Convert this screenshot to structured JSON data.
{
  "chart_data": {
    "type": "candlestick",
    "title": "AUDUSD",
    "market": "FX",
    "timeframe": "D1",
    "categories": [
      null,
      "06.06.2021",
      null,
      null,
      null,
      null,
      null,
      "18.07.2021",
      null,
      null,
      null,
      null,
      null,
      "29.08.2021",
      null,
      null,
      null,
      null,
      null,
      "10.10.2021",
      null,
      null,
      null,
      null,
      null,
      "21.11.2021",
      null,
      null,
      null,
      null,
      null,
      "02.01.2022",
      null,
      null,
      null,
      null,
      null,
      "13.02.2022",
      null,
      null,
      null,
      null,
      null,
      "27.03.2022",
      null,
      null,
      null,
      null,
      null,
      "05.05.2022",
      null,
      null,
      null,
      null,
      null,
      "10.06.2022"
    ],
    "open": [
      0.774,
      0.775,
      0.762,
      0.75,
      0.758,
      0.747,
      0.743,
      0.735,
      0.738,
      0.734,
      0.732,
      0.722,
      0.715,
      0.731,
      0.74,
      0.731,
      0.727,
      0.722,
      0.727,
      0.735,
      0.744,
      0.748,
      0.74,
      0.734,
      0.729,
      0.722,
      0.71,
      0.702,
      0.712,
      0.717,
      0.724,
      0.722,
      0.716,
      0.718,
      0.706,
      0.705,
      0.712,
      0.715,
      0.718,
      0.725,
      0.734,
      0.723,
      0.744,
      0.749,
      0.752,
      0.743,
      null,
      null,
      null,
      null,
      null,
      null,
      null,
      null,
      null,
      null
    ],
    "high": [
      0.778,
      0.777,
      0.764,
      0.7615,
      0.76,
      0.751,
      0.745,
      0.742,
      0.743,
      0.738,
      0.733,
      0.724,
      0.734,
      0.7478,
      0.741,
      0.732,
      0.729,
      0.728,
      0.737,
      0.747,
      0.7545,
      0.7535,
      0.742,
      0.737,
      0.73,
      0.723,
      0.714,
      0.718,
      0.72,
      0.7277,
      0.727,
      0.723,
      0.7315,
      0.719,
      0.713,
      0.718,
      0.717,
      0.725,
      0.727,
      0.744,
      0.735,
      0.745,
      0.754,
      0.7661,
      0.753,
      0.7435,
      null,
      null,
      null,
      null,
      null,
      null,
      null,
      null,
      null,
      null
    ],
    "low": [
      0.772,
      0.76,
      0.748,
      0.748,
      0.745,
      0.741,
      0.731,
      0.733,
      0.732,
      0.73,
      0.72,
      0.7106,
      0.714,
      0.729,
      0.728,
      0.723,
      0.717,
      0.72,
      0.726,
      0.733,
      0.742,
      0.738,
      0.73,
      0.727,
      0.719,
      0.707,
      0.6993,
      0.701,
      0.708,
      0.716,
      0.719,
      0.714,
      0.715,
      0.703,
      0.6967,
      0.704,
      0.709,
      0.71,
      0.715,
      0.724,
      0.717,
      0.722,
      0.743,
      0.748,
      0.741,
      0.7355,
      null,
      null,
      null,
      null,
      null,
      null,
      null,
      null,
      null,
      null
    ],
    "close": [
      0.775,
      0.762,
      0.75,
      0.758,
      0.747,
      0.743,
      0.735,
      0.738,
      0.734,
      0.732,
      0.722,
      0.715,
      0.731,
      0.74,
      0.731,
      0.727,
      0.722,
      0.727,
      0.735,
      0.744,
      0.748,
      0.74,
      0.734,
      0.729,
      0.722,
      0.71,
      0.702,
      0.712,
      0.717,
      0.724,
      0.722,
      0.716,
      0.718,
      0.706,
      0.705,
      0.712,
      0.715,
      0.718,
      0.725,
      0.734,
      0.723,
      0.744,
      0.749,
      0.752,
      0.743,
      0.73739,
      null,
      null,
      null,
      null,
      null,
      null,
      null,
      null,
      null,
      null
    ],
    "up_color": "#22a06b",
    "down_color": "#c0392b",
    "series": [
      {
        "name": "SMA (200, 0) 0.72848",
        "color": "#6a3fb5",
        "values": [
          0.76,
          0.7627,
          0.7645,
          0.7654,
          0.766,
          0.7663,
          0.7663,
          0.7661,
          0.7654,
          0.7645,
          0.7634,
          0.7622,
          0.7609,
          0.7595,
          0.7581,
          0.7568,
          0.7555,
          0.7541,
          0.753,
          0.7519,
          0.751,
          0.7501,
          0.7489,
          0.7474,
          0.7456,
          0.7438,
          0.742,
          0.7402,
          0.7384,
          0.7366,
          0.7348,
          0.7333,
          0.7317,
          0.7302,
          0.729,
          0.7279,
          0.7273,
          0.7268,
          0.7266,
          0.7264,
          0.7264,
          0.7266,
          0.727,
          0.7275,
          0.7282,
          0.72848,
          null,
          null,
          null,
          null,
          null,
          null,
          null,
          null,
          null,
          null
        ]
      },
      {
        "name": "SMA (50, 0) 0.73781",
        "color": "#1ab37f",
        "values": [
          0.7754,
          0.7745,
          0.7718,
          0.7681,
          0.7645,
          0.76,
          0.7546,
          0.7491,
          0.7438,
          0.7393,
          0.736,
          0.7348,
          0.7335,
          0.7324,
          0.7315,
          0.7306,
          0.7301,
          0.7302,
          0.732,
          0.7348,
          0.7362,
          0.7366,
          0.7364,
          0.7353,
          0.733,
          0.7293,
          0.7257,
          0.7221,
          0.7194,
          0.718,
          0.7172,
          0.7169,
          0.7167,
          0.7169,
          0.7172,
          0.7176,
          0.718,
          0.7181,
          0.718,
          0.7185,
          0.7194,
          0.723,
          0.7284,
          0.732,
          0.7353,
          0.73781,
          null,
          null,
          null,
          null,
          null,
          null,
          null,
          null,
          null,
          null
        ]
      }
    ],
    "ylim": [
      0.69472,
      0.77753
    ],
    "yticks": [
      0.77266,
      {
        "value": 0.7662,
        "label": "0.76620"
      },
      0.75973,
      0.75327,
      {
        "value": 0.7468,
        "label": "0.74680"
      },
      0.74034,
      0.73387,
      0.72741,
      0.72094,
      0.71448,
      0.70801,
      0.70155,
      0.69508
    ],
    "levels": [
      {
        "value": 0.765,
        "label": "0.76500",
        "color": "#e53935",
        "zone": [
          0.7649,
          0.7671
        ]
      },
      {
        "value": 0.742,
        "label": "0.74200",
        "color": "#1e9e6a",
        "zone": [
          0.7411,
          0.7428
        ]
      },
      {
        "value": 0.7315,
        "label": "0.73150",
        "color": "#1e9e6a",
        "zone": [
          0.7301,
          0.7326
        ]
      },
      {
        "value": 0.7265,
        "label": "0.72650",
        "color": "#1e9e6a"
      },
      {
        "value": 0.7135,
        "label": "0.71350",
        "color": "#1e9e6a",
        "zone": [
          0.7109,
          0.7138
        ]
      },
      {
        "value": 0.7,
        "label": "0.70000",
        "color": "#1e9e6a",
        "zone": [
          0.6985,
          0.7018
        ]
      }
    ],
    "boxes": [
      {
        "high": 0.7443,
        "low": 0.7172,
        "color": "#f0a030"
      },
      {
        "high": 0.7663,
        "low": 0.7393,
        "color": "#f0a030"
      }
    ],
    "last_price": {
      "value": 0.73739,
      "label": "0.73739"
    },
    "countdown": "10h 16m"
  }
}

* WHAT TO DO
All of the lines above must be returned exactly.

* TASK ANSWER
Convert this screenshot to structured JSON data.
{
  "chart_data": {
    "type": "candlestick",
    "title": "AUDUSD",
    "market": "FX",
    "timeframe": "D1",
    "categories": [
      null,
      "06.06.2021",
      null,
      null,
      null,
      null,
      null,
      "18.07.2021",
      null,
      null,
      null,
      null,
      null,
      "29.08.2021",
      null,
      null,
      null,
      null,
      null,
      "10.10.2021",
      null,
      null,
      null,
      null,
      null,
      "21.11.2021",
      null,
      null,
      null,
      null,
      null,
      "02.01.2022",
      null,
      null,
      null,
      null,
      null,
      "13.02.2022",
      null,
      null,
      null,
      null,
      null,
      "27.03.2022",
      null,
      null,
      null,
      null,
      null,
      "05.05.2022",
      null,
      null,
      null,
      null,
      null,
      "10.06.2022"
    ],
    "open": [
      0.774,
      0.775,
      0.762,
      0.75,
      0.758,
      0.747,
      0.743,
      0.735,
      0.738,
      0.734,
      0.732,
      0.722,
      0.715,
      0.731,
      0.74,
      0.731,
      0.727,
      0.722,
      0.727,
      0.735,
      0.744,
      0.748,
      0.74,
      0.734,
      0.729,
      0.722,
      0.71,
      0.702,
      0.712,
      0.717,
      0.724,
      0.722,
      0.716,
      0.718,
      0.706,
      0.705,
      0.712,
      0.715,
      0.718,
      0.725,
      0.734,
      0.723,
      0.744,
      0.749,
      0.752,
      0.743,
      null,
      null,
      null,
      null,
      null,
      null,
      null,
      null,
      null,
      null
    ],
    "high": [
      0.778,
      0.777,
      0.764,
      0.7615,
      0.76,
      0.751,
      0.745,
      0.742,
      0.743,
      0.738,
      0.733,
      0.724,
      0.734,
      0.7478,
      0.741,
      0.732,
      0.729,
      0.728,
      0.737,
      0.747,
      0.7545,
      0.7535,
      0.742,
      0.737,
      0.73,
      0.723,
      0.714,
      0.718,
      0.72,
      0.7277,
      0.727,
      0.723,
      0.7315,
      0.719,
      0.713,
      0.718,
      0.717,
      0.725,
      0.727,
      0.744,
      0.735,
      0.745,
      0.754,
      0.7661,
      0.753,
      0.7435,
      null,
      null,
      null,
      null,
      null,
      null,
      null,
      null,
      null,
      null
    ],
    "low": [
      0.772,
      0.76,
      0.748,
      0.748,
      0.745,
      0.741,
      0.731,
      0.733,
      0.732,
      0.73,
      0.72,
      0.7106,
      0.714,
      0.729,
      0.728,
      0.723,
      0.717,
      0.72,
      0.726,
      0.733,
      0.742,
      0.738,
      0.73,
      0.727,
      0.719,
      0.707,
      0.6993,
      0.701,
      0.708,
      0.716,
      0.719,
      0.714,
      0.715,
      0.703,
      0.6967,
      0.704,
      0.709,
      0.71,
      0.715,
      0.724,
      0.717,
      0.722,
      0.743,
      0.748,
      0.741,
      0.7355,
      null,
      null,
      null,
      null,
      null,
      null,
      null,
      null,
      null,
      null
    ],
    "close": [
      0.775,
      0.762,
      0.75,
      0.758,
      0.747,
      0.743,
      0.735,
      0.738,
      0.734,
      0.732,
      0.722,
      0.715,
      0.731,
      0.74,
      0.731,
      0.727,
      0.722,
      0.727,
      0.735,
      0.744,
      0.748,
      0.74,
      0.734,
      0.729,
      0.722,
      0.71,
      0.702,
      0.712,
      0.717,
      0.724,
      0.722,
      0.716,
      0.718,
      0.706,
      0.705,
      0.712,
      0.715,
      0.718,
      0.725,
      0.734,
      0.723,
      0.744,
      0.749,
      0.752,
      0.743,
      0.73739,
      null,
      null,
      null,
      null,
      null,
      null,
      null,
      null,
      null,
      null
    ],
    "up_color": "#22a06b",
    "down_color": "#c0392b",
    "series": [
      {
        "name": "SMA (200, 0) 0.72848",
        "color": "#6a3fb5",
        "values": [
          0.76,
          0.7627,
          0.7645,
          0.7654,
          0.766,
          0.7663,
          0.7663,
          0.7661,
          0.7654,
          0.7645,
          0.7634,
          0.7622,
          0.7609,
          0.7595,
          0.7581,
          0.7568,
          0.7555,
          0.7541,
          0.753,
          0.7519,
          0.751,
          0.7501,
          0.7489,
          0.7474,
          0.7456,
          0.7438,
          0.742,
          0.7402,
          0.7384,
          0.7366,
          0.7348,
          0.7333,
          0.7317,
          0.7302,
          0.729,
          0.7279,
          0.7273,
          0.7268,
          0.7266,
          0.7264,
          0.7264,
          0.7266,
          0.727,
          0.7275,
          0.7282,
          0.72848,
          null,
          null,
          null,
          null,
          null,
          null,
          null,
          null,
          null,
          null
        ]
      },
      {
        "name": "SMA (50, 0) 0.73781",
        "color": "#1ab37f",
        "values": [
          0.7754,
          0.7745,
          0.7718,
          0.7681,
          0.7645,
          0.76,
          0.7546,
          0.7491,
          0.7438,
          0.7393,
          0.736,
          0.7348,
          0.7335,
          0.7324,
          0.7315,
          0.7306,
          0.7301,
          0.7302,
          0.732,
          0.7348,
          0.7362,
          0.7366,
          0.7364,
          0.7353,
          0.733,
          0.7293,
          0.7257,
          0.7221,
          0.7194,
          0.718,
          0.7172,
          0.7169,
          0.7167,
          0.7169,
          0.7172,
          0.7176,
          0.718,
          0.7181,
          0.718,
          0.7185,
          0.7194,
          0.723,
          0.7284,
          0.732,
          0.7353,
          0.73781,
          null,
          null,
          null,
          null,
          null,
          null,
          null,
          null,
          null,
          null
        ]
      }
    ],
    "ylim": [
      0.69472,
      0.77753
    ],
    "yticks": [
      0.77266,
      {
        "value": 0.7662,
        "label": "0.76620"
      },
      0.75973,
      0.75327,
      {
        "value": 0.7468,
        "label": "0.74680"
      },
      0.74034,
      0.73387,
      0.72741,
      0.72094,
      0.71448,
      0.70801,
      0.70155,
      0.69508
    ],
    "levels": [
      {
        "value": 0.765,
        "label": "0.76500",
        "color": "#e53935",
        "zone": [
          0.7649,
          0.7671
        ]
      },
      {
        "value": 0.742,
        "label": "0.74200",
        "color": "#1e9e6a",
        "zone": [
          0.7411,
          0.7428
        ]
      },
      {
        "value": 0.7315,
        "label": "0.73150",
        "color": "#1e9e6a",
        "zone": [
          0.7301,
          0.7326
        ]
      },
      {
        "value": 0.7265,
        "label": "0.72650",
        "color": "#1e9e6a"
      },
      {
        "value": 0.7135,
        "label": "0.71350",
        "color": "#1e9e6a",
        "zone": [
          0.7109,
          0.7138
        ]
      },
      {
        "value": 0.7,
        "label": "0.70000",
        "color": "#1e9e6a",
        "zone": [
          0.6985,
          0.7018
        ]
      }
    ],
    "boxes": [
      {
        "high": 0.7443,
        "low": 0.7172,
        "color": "#f0a030"
      },
      {
        "high": 0.7663,
        "low": 0.7393,
        "color": "#f0a030"
      }
    ],
    "last_price": {
      "value": 0.73739,
      "label": "0.73739"
    },
    "countdown": "10h 16m"
  }
}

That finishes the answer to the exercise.